*Request*.
Find each line that has the string "name" and give the total, with nothing else.

*Information supplied*.

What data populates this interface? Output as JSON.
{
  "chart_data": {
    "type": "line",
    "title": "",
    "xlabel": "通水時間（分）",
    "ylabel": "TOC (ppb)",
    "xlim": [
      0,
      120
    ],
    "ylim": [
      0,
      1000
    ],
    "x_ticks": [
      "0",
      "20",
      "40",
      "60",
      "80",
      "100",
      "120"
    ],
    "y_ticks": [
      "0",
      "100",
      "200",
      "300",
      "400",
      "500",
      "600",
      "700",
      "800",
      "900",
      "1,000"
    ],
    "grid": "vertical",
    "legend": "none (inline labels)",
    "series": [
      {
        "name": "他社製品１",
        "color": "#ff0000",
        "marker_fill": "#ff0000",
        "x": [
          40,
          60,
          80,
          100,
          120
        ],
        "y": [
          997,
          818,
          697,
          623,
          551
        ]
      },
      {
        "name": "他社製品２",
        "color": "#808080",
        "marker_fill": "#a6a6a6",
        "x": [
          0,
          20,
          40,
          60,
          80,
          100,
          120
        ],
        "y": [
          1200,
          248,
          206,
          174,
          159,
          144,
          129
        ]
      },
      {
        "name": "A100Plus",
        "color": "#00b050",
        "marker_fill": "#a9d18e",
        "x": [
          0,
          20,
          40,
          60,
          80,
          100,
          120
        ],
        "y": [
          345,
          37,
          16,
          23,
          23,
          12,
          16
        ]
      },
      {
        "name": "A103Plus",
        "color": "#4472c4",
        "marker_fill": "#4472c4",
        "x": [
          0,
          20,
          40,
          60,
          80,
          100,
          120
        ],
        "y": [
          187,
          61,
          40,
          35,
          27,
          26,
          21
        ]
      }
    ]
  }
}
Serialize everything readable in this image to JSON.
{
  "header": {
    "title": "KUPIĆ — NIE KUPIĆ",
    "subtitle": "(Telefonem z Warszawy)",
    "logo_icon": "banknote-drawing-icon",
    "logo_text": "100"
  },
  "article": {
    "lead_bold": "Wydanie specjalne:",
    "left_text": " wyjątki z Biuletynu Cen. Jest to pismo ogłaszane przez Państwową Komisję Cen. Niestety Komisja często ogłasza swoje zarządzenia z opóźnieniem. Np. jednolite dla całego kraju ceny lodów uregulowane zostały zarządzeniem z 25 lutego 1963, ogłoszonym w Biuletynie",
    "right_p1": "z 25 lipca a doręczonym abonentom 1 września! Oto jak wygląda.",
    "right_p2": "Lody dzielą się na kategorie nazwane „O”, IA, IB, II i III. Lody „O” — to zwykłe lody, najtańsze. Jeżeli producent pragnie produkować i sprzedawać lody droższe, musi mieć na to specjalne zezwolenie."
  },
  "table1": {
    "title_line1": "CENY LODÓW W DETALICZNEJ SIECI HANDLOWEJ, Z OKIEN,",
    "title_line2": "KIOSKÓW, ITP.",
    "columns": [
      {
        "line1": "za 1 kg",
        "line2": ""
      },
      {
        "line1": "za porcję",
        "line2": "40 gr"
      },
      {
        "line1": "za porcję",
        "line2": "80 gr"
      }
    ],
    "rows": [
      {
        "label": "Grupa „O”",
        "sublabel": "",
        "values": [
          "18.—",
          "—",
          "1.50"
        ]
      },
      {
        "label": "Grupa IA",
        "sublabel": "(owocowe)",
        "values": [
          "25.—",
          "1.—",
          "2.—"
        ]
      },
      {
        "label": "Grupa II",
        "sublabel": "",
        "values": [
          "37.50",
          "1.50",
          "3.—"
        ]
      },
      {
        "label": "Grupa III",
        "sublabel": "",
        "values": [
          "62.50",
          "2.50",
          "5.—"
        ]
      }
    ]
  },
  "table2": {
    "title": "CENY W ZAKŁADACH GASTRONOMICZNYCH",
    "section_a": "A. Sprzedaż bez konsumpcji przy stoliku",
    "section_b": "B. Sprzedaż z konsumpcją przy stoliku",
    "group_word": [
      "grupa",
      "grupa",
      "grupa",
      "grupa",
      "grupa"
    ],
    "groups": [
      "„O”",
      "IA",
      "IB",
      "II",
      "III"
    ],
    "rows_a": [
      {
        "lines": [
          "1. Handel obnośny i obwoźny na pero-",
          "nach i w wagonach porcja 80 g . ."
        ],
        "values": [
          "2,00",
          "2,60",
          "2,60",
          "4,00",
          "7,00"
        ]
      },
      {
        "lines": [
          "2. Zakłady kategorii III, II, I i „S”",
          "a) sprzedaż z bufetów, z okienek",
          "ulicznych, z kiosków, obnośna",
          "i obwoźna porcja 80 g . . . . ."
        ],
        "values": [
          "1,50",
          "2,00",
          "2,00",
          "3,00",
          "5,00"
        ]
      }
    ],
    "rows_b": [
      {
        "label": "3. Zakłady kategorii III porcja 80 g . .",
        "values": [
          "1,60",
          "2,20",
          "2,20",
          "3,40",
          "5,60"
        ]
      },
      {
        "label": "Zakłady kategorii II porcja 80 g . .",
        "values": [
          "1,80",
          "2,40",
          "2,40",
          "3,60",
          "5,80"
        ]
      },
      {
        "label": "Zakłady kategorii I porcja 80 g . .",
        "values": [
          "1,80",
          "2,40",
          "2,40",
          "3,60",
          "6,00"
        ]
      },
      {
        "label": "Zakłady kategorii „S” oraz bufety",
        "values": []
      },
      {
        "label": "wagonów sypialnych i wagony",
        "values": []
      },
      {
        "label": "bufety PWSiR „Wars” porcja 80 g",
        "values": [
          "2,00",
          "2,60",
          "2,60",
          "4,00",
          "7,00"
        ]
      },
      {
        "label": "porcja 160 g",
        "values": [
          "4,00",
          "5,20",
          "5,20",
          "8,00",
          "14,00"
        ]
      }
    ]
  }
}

*The completed task*.
4